▶ _TO DO_
The records below must be retyped exactly.

▶ _STORED ROWS_
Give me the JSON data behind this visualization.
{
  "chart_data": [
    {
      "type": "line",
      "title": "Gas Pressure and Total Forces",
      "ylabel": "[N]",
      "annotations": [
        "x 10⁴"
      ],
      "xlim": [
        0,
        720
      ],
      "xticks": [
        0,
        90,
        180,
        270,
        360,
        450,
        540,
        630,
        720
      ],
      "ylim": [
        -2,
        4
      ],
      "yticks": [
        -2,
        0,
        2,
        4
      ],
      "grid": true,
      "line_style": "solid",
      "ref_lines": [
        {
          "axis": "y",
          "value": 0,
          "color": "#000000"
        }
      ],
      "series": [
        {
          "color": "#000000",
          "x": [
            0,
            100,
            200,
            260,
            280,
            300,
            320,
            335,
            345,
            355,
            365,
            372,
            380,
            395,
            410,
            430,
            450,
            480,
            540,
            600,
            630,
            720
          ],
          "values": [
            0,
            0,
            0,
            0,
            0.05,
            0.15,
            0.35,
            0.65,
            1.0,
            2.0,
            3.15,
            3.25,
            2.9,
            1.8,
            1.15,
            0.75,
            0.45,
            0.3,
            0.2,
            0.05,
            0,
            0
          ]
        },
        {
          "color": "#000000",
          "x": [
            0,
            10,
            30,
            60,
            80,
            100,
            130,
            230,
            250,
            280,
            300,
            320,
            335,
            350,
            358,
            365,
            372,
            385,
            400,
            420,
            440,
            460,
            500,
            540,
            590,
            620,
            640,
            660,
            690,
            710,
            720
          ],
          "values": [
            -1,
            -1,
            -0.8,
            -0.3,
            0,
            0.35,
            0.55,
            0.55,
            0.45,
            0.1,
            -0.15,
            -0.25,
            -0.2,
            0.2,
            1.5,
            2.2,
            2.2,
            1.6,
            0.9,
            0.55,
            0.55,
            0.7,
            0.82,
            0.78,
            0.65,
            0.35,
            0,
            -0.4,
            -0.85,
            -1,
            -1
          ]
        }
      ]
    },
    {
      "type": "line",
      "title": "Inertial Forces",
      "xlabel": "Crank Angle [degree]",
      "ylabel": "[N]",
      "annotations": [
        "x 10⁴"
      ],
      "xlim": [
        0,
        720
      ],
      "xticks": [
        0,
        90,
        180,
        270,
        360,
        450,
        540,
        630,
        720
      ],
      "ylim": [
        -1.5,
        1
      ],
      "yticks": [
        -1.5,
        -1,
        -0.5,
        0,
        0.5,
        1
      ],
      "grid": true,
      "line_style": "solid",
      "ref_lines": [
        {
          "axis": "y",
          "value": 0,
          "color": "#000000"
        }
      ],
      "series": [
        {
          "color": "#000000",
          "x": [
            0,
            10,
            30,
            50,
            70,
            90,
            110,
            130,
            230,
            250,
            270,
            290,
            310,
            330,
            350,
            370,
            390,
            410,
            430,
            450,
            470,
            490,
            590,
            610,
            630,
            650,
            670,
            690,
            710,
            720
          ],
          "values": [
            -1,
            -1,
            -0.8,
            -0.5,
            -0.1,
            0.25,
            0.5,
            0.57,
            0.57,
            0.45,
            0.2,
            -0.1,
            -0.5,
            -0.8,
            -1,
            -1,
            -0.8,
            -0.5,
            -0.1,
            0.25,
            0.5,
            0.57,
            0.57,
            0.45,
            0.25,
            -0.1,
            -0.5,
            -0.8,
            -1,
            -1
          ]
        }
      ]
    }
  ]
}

▶ _PROBLEM SOLUTION_
Give me the JSON data behind this visualization.
{
  "chart_data": [
    {
      "type": "line",
      "title": "Gas Pressure and Total Forces",
      "ylabel": "[N]",
      "annotations": [
        "x 10⁴"
      ],
      "xlim": [
        0,
        720
      ],
      "xticks": [
        0,
        90,
        180,
        270,
        360,
        450,
        540,
        630,
        720
      ],
      "ylim": [
        -2,
        4
      ],
      "yticks": [
        -2,
        0,
        2,
        4
      ],
      "grid": true,
      "line_style": "solid",
      "ref_lines": [
        {
          "axis": "y",
          "value": 0,
          "color": "#000000"
        }
      ],
      "series": [
        {
          "color": "#000000",
          "x": [
            0,
            100,
            200,
            260,
            280,
            300,
            320,
            335,
            345,
            355,
            365,
            372,
            380,
            395,
            410,
            430,
            450,
            480,
            540,
            600,
            630,
            720
          ],
          "values": [
            0,
            0,
            0,
            0,
            0.05,
            0.15,
            0.35,
            0.65,
            1.0,
            2.0,
            3.15,
            3.25,
            2.9,
            1.8,
            1.15,
            0.75,
            0.45,
            0.3,
            0.2,
            0.05,
            0,
            0
          ]
        },
        {
          "color": "#000000",
          "x": [
            0,
            10,
            30,
            60,
            80,
            100,
            130,
            230,
            250,
            280,
            300,
            320,
            335,
            350,
            358,
            365,
            372,
            385,
            400,
            420,
            440,
            460,
            500,
            540,
            590,
            620,
            640,
            660,
            690,
            710,
            720
          ],
          "values": [
            -1,
            -1,
            -0.8,
            -0.3,
            0,
            0.35,
            0.55,
            0.55,
            0.45,
            0.1,
            -0.15,
            -0.25,
            -0.2,
            0.2,
            1.5,
            2.2,
            2.2,
            1.6,
            0.9,
            0.55,
            0.55,
            0.7,
            0.82,
            0.78,
            0.65,
            0.35,
            0,
            -0.4,
            -0.85,
            -1,
            -1
          ]
        }
      ]
    },
    {
      "type": "line",
      "title": "Inertial Forces",
      "xlabel": "Crank Angle [degree]",
      "ylabel": "[N]",
      "annotations": [
        "x 10⁴"
      ],
      "xlim": [
        0,
        720
      ],
      "xticks": [
        0,
        90,
        180,
        270,
        360,
        450,
        540,
        630,
        720
      ],
      "ylim": [
        -1.5,
        1
      ],
      "yticks": [
        -1.5,
        -1,
        -0.5,
        0,
        0.5,
        1
      ],
      "grid": true,
      "line_style": "solid",
      "ref_lines": [
        {
          "axis": "y",
          "value": 0,
          "color": "#000000"
        }
      ],
      "series": [
        {
          "color": "#000000",
          "x": [
            0,
            10,
            30,
            50,
            70,
            90,
            110,
            130,
            230,
            250,
            270,
            290,
            310,
            330,
            350,
            370,
            390,
            410,
            430,
            450,
            470,
            490,
            590,
            610,
            630,
            650,
            670,
            690,
            710,
            720
          ],
          "values": [
            -1,
            -1,
            -0.8,
            -0.5,
            -0.1,
            0.25,
            0.5,
            0.57,
            0.57,
            0.45,
            0.2,
            -0.1,
            -0.5,
            -0.8,
            -1,
            -1,
            -0.8,
            -0.5,
            -0.1,
            0.25,
            0.5,
            0.57,
            0.57,
            0.45,
            0.25,
            -0.1,
            -0.5,
            -0.8,
            -1,
            -1
          ]
        }
      ]
    }
  ]
}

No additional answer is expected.